_What to work on_
Reproduce everything from the line containing "calendar-icon [22, 510, 42, 530]" down to the line containing "windows-activation-title: 激活 Windows", both of those lines included, with no changes.

** start of Records for this task **

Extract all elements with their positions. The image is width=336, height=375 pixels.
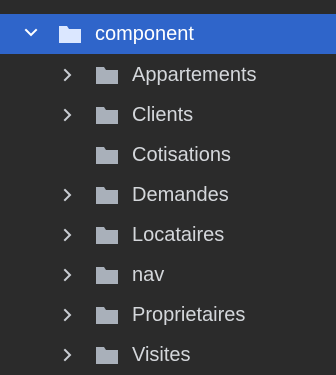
tree-item-proprietaires[interactable]: Proprietaires [0,295,336,335]
tree-item-component[interactable]: component [0,14,336,54]
folder-icon [96,147,118,164]
tree-item-label: Proprietaires [132,304,246,326]
chevron-right-icon[interactable] [61,268,75,282]
tree-item-label: Locataires [132,224,225,246]
folder-icon [96,307,118,324]
tree-item-label: Cotisations [132,144,231,166]
tree-item-label: component [95,23,194,45]
tree-item-label: nav [132,264,165,286]
folder-icon [96,107,118,124]
tree-item-label: Demandes [132,184,229,206]
chevron-right-icon[interactable] [61,68,75,82]
tree-item-label: Appartements [132,64,257,86]
folder-icon [96,227,118,244]
chevron-right-icon[interactable] [61,308,75,322]
folder-icon [96,347,118,364]
chevron-right-icon[interactable] [61,348,75,362]
project-tree: component Appartements Clients Cotisatio… [0,0,336,367]
tree-item-locataires[interactable]: Locataires [0,215,336,255]
chevron-right-icon[interactable] [61,228,75,242]
tree-item-appartements[interactable]: Appartements [0,55,336,95]
folder-icon [59,26,81,43]
chevron-right-icon[interactable] [61,188,75,202]
tree-item-visites[interactable]: Visites [0,335,336,375]
tree-item-cotisations[interactable]: Cotisations [0,135,336,175]
folder-icon [96,267,118,284]
folder-icon [96,67,118,84]
folder-icon [96,187,118,204]
chevron-right-icon[interactable] [61,108,75,122]
tree-item-label: Visites [132,344,191,366]
tree-item-clients[interactable]: Clients [0,95,336,135]
chevron-down-icon[interactable] [24,26,38,40]
tree-item-demandes[interactable]: Demandes [0,175,336,215]
tree-item-label: Clients [132,104,194,126]
tree-item-nav[interactable]: nav [0,255,336,295]
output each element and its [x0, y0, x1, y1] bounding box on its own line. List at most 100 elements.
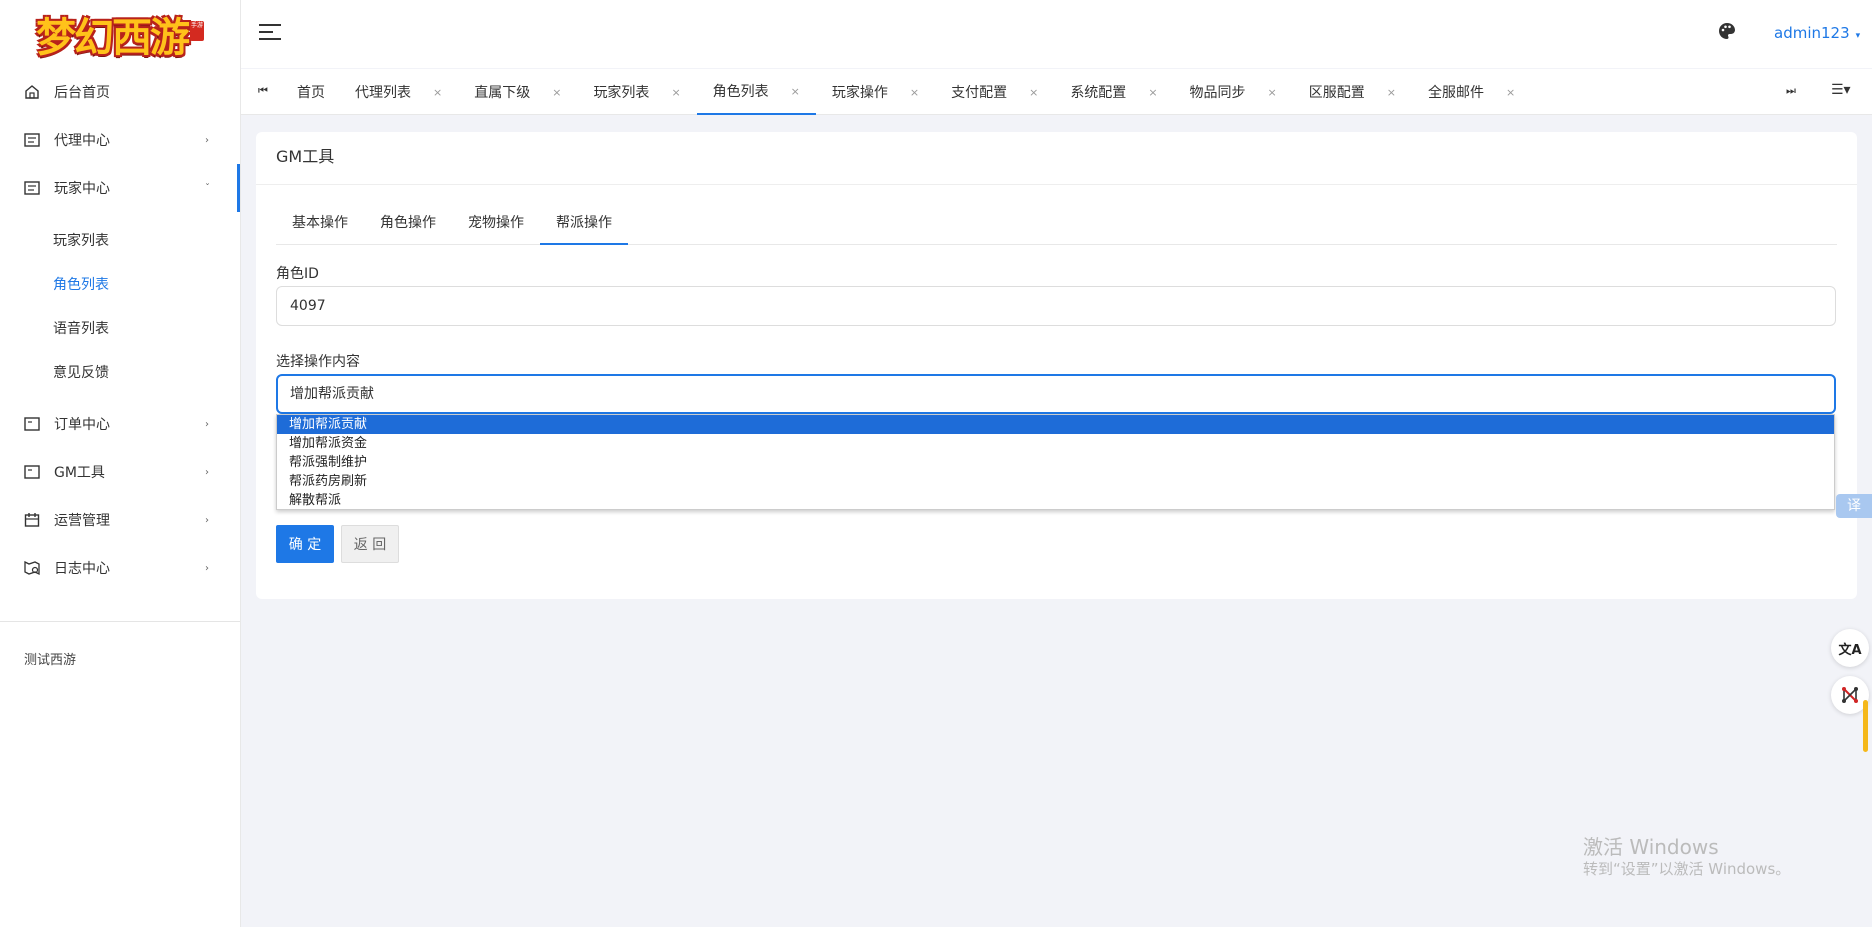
calendar-icon [22, 510, 42, 530]
tab-label: 全服邮件 [1427, 85, 1484, 101]
operation-dropdown: 增加帮派贡献 增加帮派资金 帮派强制维护 帮派药房刷新 解散帮派 [276, 414, 1835, 510]
tab-role-list[interactable]: 角色列表 × [696, 69, 816, 115]
sidebar-item-gm-tools[interactable]: GM工具 › [0, 448, 240, 496]
subtab-role[interactable]: 角色操作 [364, 205, 452, 245]
sidebar-item-label: 日志中心 [54, 561, 110, 577]
tab-label: 物品同步 [1189, 85, 1246, 101]
home-icon [22, 82, 42, 102]
menu-toggle-icon[interactable] [259, 24, 281, 42]
scroll-last-icon[interactable]: ⏭ [1786, 84, 1796, 98]
sidebar-item-operations[interactable]: 运营管理 › [0, 496, 240, 544]
sidebar-item-player-list[interactable]: 玩家列表 [0, 218, 240, 262]
tab-system-config[interactable]: 系统配置 × [1054, 69, 1173, 115]
tab-player-list[interactable]: 玩家列表 × [577, 69, 696, 115]
windows-activation-title: 激活 Windows [1583, 835, 1719, 859]
tab-payment-config[interactable]: 支付配置 × [935, 69, 1054, 115]
logo-seal: 手游 [190, 21, 204, 41]
chevron-right-icon: › [205, 514, 209, 526]
dropdown-option[interactable]: 帮派药房刷新 [277, 472, 1834, 491]
sidebar-item-log-center[interactable]: 日志中心 › [0, 544, 240, 592]
logo: 梦幻西游 手游 [0, 0, 240, 68]
subtab-guild[interactable]: 帮派操作 [540, 205, 628, 245]
player-center-submenu: 玩家列表 角色列表 语音列表 意见反馈 [0, 212, 240, 400]
close-icon[interactable]: × [552, 86, 561, 99]
sidebar-divider [0, 621, 240, 622]
role-id-label: 角色ID [276, 266, 319, 282]
tab-label: 首页 [297, 85, 325, 101]
tab-label: 区服配置 [1308, 85, 1365, 101]
chevron-down-icon: ˇ [205, 182, 210, 194]
order-icon [22, 414, 42, 434]
side-handle[interactable] [1863, 700, 1868, 752]
translate-tab[interactable]: 译 [1836, 494, 1872, 518]
top-header: admin123 ▾ [241, 0, 1872, 68]
windows-activation-hint: 转到“设置”以激活 Windows。 [1583, 860, 1791, 878]
tab-options-icon[interactable]: ☰▾ [1831, 82, 1851, 98]
subtab-basic[interactable]: 基本操作 [276, 205, 364, 245]
close-icon[interactable]: × [1506, 86, 1515, 99]
sidebar-footer-text: 测试西游 [24, 653, 77, 668]
gm-tool-card: GM工具 基本操作 角色操作 宠物操作 帮派操作 角色ID 4097 选择操作内… [256, 132, 1857, 599]
sidebar-item-order-center[interactable]: 订单中心 › [0, 400, 240, 448]
tab-label: 直属下级 [474, 85, 531, 101]
sidebar-item-role-list[interactable]: 角色列表 [0, 262, 240, 306]
sidebar-item-player-center[interactable]: 玩家中心 ˇ [0, 164, 240, 212]
subtab-pet[interactable]: 宠物操作 [452, 205, 540, 245]
sidebar-item-voice-list[interactable]: 语音列表 [0, 306, 240, 350]
scroll-first-icon[interactable]: ⏮ [258, 84, 268, 98]
tab-label: 支付配置 [951, 85, 1008, 101]
dropdown-option[interactable]: 增加帮派贡献 [277, 415, 1834, 434]
chevron-right-icon: › [205, 466, 209, 478]
close-icon[interactable]: × [433, 86, 442, 99]
logo-text: 梦幻西游 [36, 15, 190, 61]
tab-label: 玩家列表 [593, 85, 650, 101]
tab-label: 代理列表 [355, 85, 411, 101]
close-icon[interactable]: × [791, 85, 800, 98]
tab-home[interactable]: 首页 [281, 69, 339, 115]
dropdown-option[interactable]: 解散帮派 [277, 491, 1834, 510]
tool-icon [22, 462, 42, 482]
tab-agent-list[interactable]: 代理列表 × [339, 69, 458, 115]
card-icon [22, 178, 42, 198]
back-button[interactable]: 返 回 [341, 525, 399, 563]
close-icon[interactable]: × [1029, 86, 1038, 99]
translate-icon[interactable]: 文A [1831, 629, 1869, 667]
dropdown-option[interactable]: 增加帮派资金 [277, 434, 1834, 453]
tab-direct-subordinates[interactable]: 直属下级 × [458, 69, 577, 115]
tab-server-config[interactable]: 区服配置 × [1293, 69, 1412, 115]
sidebar-item-label: GM工具 [54, 465, 105, 481]
close-icon[interactable]: × [1387, 86, 1396, 99]
close-icon[interactable]: × [1268, 86, 1277, 99]
close-icon[interactable]: × [910, 86, 919, 99]
tab-player-operations[interactable]: 玩家操作 × [816, 69, 935, 115]
sidebar: 梦幻西游 手游 后台首页 代理中心 › 玩家中心 ˇ 玩家列表 角色列表 语音列… [0, 0, 241, 927]
operation-select[interactable]: 增加帮派贡献 [276, 374, 1836, 414]
card-title: GM工具 [256, 132, 1857, 185]
dropdown-option[interactable]: 帮派强制维护 [277, 453, 1834, 472]
chevron-right-icon: › [205, 562, 209, 574]
palette-icon[interactable] [1718, 22, 1738, 42]
close-icon[interactable]: × [1148, 86, 1157, 99]
role-id-input[interactable]: 4097 [276, 286, 1836, 326]
tab-label: 玩家操作 [831, 85, 888, 101]
sidebar-item-label: 订单中心 [54, 417, 110, 433]
close-icon[interactable]: × [671, 86, 680, 99]
sidebar-item-label: 运营管理 [54, 513, 110, 529]
tab-item-sync[interactable]: 物品同步 × [1174, 69, 1293, 115]
sidebar-item-agent-center[interactable]: 代理中心 › [0, 116, 240, 164]
operation-subtabs: 基本操作 角色操作 宠物操作 帮派操作 [276, 205, 1837, 245]
tab-global-mail[interactable]: 全服邮件 × [1412, 69, 1531, 115]
chevron-right-icon: › [205, 134, 209, 146]
operation-label: 选择操作内容 [276, 354, 360, 370]
sidebar-item-home[interactable]: 后台首页 [0, 68, 240, 116]
sidebar-item-feedback[interactable]: 意见反馈 [0, 350, 240, 394]
sidebar-item-label: 代理中心 [54, 133, 110, 149]
tab-bar: ⏮ 首页 代理列表 × 直属下级 × 玩家列表 × 角色列表 × 玩家操作 × 支付配置 ×… [241, 69, 1872, 115]
user-menu[interactable]: admin123 ▾ [1774, 24, 1860, 42]
confirm-button[interactable]: 确 定 [276, 525, 334, 563]
tab-list: 首页 代理列表 × 直属下级 × 玩家列表 × 角色列表 × 玩家操作 × 支付配置 × 系… [281, 69, 1531, 115]
card-icon [22, 130, 42, 150]
sidebar-item-label: 玩家中心 [54, 181, 110, 197]
translate-glyph: 文A [1838, 642, 1862, 658]
caret-down-icon: ▾ [1855, 31, 1861, 41]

** end of Records for this task **

_Exercise answer_
calendar-icon [22, 510, 42, 530]
tab-label: 全服邮件 [1427, 85, 1484, 101]
operation-dropdown: 增加帮派贡献 增加帮派资金 帮派强制维护 帮派药房刷新 解散帮派 [276, 414, 1835, 510]
tab-role-list[interactable]: 角色列表 × [696, 69, 816, 115]
sidebar-item-gm-tools[interactable]: GM工具 › [0, 448, 240, 496]
subtab-role[interactable]: 角色操作 [364, 205, 452, 245]
sidebar-item-label: 日志中心 [54, 561, 110, 577]
tab-label: 物品同步 [1189, 85, 1246, 101]
home-icon [22, 82, 42, 102]
menu-toggle-icon[interactable] [259, 24, 281, 42]
scroll-last-icon[interactable]: ⏭ [1786, 84, 1796, 98]
sidebar-item-operations[interactable]: 运营管理 › [0, 496, 240, 544]
sidebar-item-player-list[interactable]: 玩家列表 [0, 218, 240, 262]
tab-system-config[interactable]: 系统配置 × [1054, 69, 1173, 115]
tab-player-list[interactable]: 玩家列表 × [577, 69, 696, 115]
windows-activation-title: 激活 Windows [1583, 835, 1719, 859]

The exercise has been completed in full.